**Task input**
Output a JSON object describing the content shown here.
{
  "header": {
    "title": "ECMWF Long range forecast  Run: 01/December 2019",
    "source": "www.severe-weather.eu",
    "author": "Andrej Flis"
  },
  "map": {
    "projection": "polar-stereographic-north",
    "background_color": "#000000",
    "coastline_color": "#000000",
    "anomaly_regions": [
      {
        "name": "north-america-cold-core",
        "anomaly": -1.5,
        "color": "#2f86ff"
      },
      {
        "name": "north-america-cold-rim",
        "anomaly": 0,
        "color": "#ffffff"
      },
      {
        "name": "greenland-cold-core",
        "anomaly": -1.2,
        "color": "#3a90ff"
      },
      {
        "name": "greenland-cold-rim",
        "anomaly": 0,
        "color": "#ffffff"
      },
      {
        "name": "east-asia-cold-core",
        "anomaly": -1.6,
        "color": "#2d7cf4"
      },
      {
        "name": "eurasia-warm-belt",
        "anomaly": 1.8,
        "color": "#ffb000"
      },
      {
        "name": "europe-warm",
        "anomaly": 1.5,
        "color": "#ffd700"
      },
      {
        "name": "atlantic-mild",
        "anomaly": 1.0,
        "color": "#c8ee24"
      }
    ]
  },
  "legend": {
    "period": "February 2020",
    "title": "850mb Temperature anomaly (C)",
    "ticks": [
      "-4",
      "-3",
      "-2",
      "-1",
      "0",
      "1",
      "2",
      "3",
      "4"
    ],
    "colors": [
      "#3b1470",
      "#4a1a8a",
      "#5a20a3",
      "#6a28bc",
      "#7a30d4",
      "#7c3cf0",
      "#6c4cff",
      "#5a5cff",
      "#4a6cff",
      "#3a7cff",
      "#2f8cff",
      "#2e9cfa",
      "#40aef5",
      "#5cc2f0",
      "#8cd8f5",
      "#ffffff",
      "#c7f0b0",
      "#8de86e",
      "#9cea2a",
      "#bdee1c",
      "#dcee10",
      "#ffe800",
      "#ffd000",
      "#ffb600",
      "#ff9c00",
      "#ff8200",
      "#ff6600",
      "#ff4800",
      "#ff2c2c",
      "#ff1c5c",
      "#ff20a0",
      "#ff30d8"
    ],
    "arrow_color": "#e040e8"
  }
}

**What you are asked to do**
Repeat the material from above exactly, word for word.

**Written answer**
Output a JSON object describing the content shown here.
{
  "header": {
    "title": "ECMWF Long range forecast  Run: 01/December 2019",
    "source": "www.severe-weather.eu",
    "author": "Andrej Flis"
  },
  "map": {
    "projection": "polar-stereographic-north",
    "background_color": "#000000",
    "coastline_color": "#000000",
    "anomaly_regions": [
      {
        "name": "north-america-cold-core",
        "anomaly": -1.5,
        "color": "#2f86ff"
      },
      {
        "name": "north-america-cold-rim",
        "anomaly": 0,
        "color": "#ffffff"
      },
      {
        "name": "greenland-cold-core",
        "anomaly": -1.2,
        "color": "#3a90ff"
      },
      {
        "name": "greenland-cold-rim",
        "anomaly": 0,
        "color": "#ffffff"
      },
      {
        "name": "east-asia-cold-core",
        "anomaly": -1.6,
        "color": "#2d7cf4"
      },
      {
        "name": "eurasia-warm-belt",
        "anomaly": 1.8,
        "color": "#ffb000"
      },
      {
        "name": "europe-warm",
        "anomaly": 1.5,
        "color": "#ffd700"
      },
      {
        "name": "atlantic-mild",
        "anomaly": 1.0,
        "color": "#c8ee24"
      }
    ]
  },
  "legend": {
    "period": "February 2020",
    "title": "850mb Temperature anomaly (C)",
    "ticks": [
      "-4",
      "-3",
      "-2",
      "-1",
      "0",
      "1",
      "2",
      "3",
      "4"
    ],
    "colors": [
      "#3b1470",
      "#4a1a8a",
      "#5a20a3",
      "#6a28bc",
      "#7a30d4",
      "#7c3cf0",
      "#6c4cff",
      "#5a5cff",
      "#4a6cff",
      "#3a7cff",
      "#2f8cff",
      "#2e9cfa",
      "#40aef5",
      "#5cc2f0",
      "#8cd8f5",
      "#ffffff",
      "#c7f0b0",
      "#8de86e",
      "#9cea2a",
      "#bdee1c",
      "#dcee10",
      "#ffe800",
      "#ffd000",
      "#ffb600",
      "#ff9c00",
      "#ff8200",
      "#ff6600",
      "#ff4800",
      "#ff2c2c",
      "#ff1c5c",
      "#ff20a0",
      "#ff30d8"
    ],
    "arrow_color": "#e040e8"
  }
}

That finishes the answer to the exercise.